#### WORK TO BE COMPLETED
Starting at the line that holds "What does this", quote every line through the end of the records, both boundary lines included. Omit the pictures.

#### Dataset records
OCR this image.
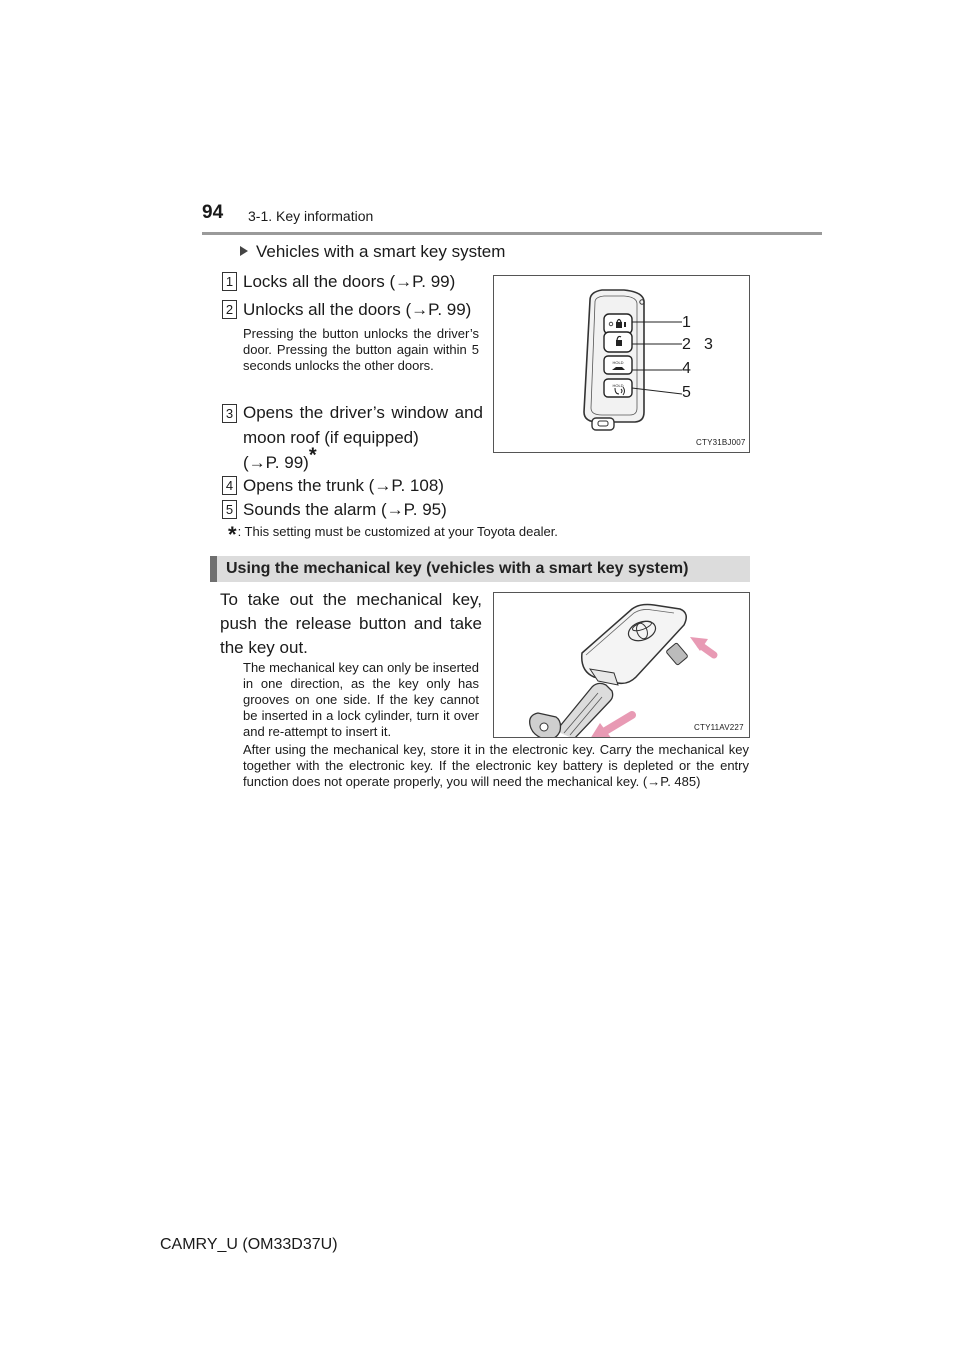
94 3-1. Key information
Vehicles with a smart key system
1 Locks all the doors (→P. 99)
2 Unlocks all the doors (→P. 99)
Pressing the button unlocks the driver’s door. Pressing the button again within 5 seconds unlocks the other doors.
3 Opens the driver’s window and
moon roof (if equipped)
(→P. 99)*
4 Opens the trunk (→P. 108)
5 Sounds the alarm (→P. 95)
HOLD
HOLD
1
2 3
4
5
CTY31BJ007
*: This setting must be customized at your Toyota dealer.
Using the mechanical key (vehicles with a smart key system)
To take out the mechanical key, push the release button and take the key out.
The mechanical key can only be inserted in one direction, as the key only has grooves on one side. If the key cannot be inserted in a lock cylinder, turn it over and re-attempt to insert it.
After using the mechanical key, store it in the electronic key. Carry the mechanical key together with the electronic key. If the electronic key battery is depleted or the entry function does not operate properly, you will need the mechanical key. (→P. 485)
CTY11AV227
CAMRY_U (OM33D37U)
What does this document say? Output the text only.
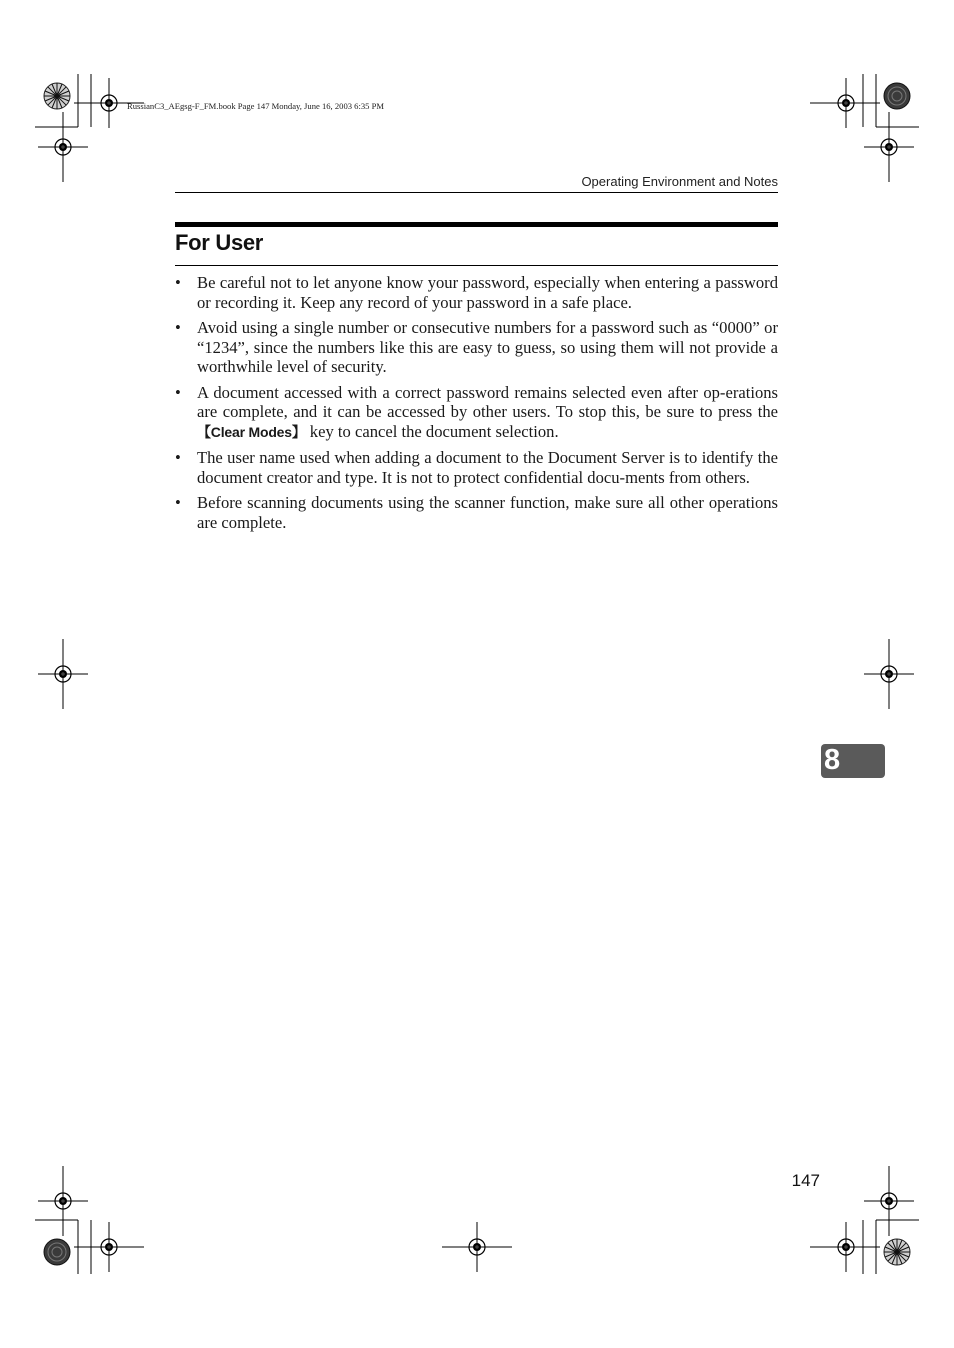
RussianC3_AEgsg-F_FM.book Page 147 Monday, June 16, 2003 6:35 PM
Operating Environment and Notes
For User
• Be careful not to let anyone know your password, especially when entering a password or recording it. Keep any record of your password in a safe place.
• Avoid using a single number or consecutive numbers for a password such as “0000” or “1234”, since the numbers like this are easy to guess, so using them will not provide a worthwhile level of security.
• A document accessed with a correct password remains selected even after op-erations are complete, and it can be accessed by other users. To stop this, be sure to press the 【Clear Modes】 key to cancel the document selection.
• The user name used when adding a document to the Document Server is to identify the document creator and type. It is not to protect confidential docu-ments from others.
• Before scanning documents using the scanner function, make sure all other operations are complete.
8
147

#### THE COMPLETED TASK
What does this document say? Output the text only.
RussianC3_AEgsg-F_FM.book Page 147 Monday, June 16, 2003 6:35 PM
Operating Environment and Notes
For User
• Be careful not to let anyone know your password, especially when entering a password or recording it. Keep any record of your password in a safe place.
• Avoid using a single number or consecutive numbers for a password such as “0000” or “1234”, since the numbers like this are easy to guess, so using them will not provide a worthwhile level of security.
• A document accessed with a correct password remains selected even after op-erations are complete, and it can be accessed by other users. To stop this, be sure to press the 【Clear Modes】 key to cancel the document selection.
• The user name used when adding a document to the Document Server is to identify the document creator and type. It is not to protect confidential docu-ments from others.
• Before scanning documents using the scanner function, make sure all other operations are complete.
8
147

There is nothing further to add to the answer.